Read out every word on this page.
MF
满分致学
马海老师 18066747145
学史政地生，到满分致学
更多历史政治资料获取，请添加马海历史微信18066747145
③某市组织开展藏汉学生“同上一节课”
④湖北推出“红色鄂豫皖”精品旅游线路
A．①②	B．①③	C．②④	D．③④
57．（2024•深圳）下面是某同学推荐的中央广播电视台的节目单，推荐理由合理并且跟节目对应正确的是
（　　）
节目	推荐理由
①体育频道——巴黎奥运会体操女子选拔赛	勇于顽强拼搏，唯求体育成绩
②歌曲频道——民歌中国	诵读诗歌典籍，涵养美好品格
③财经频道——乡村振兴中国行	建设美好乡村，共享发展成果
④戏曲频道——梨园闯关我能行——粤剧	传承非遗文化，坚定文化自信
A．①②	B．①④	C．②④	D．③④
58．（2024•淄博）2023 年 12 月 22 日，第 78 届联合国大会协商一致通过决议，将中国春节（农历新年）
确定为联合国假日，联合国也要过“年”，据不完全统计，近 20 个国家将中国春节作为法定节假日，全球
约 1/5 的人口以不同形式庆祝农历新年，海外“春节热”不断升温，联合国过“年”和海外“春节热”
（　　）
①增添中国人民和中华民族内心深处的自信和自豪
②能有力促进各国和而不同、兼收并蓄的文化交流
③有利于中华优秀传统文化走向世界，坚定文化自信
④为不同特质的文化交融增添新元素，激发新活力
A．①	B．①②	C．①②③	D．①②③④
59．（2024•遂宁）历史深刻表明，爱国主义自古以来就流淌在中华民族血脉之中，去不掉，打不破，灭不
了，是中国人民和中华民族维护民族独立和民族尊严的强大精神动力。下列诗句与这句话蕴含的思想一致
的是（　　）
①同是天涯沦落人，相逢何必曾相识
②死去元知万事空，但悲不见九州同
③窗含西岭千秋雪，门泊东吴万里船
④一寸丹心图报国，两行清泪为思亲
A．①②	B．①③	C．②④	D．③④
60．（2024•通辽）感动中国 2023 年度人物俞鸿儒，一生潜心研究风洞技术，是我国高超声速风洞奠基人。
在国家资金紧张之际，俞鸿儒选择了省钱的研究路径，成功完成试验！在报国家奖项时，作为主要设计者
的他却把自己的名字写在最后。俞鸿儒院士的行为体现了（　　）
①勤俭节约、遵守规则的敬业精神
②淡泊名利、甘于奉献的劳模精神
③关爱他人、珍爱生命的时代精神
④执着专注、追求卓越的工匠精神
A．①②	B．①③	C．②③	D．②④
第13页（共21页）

════

## Required work
Show, from the material above, each line that includes the string "坚定文化自信".

## Solved problem
④戏曲频道——梨园闯关我能行——粤剧	传承非遗文化，坚定文化自信
③有利于中华优秀传统文化走向世界，坚定文化自信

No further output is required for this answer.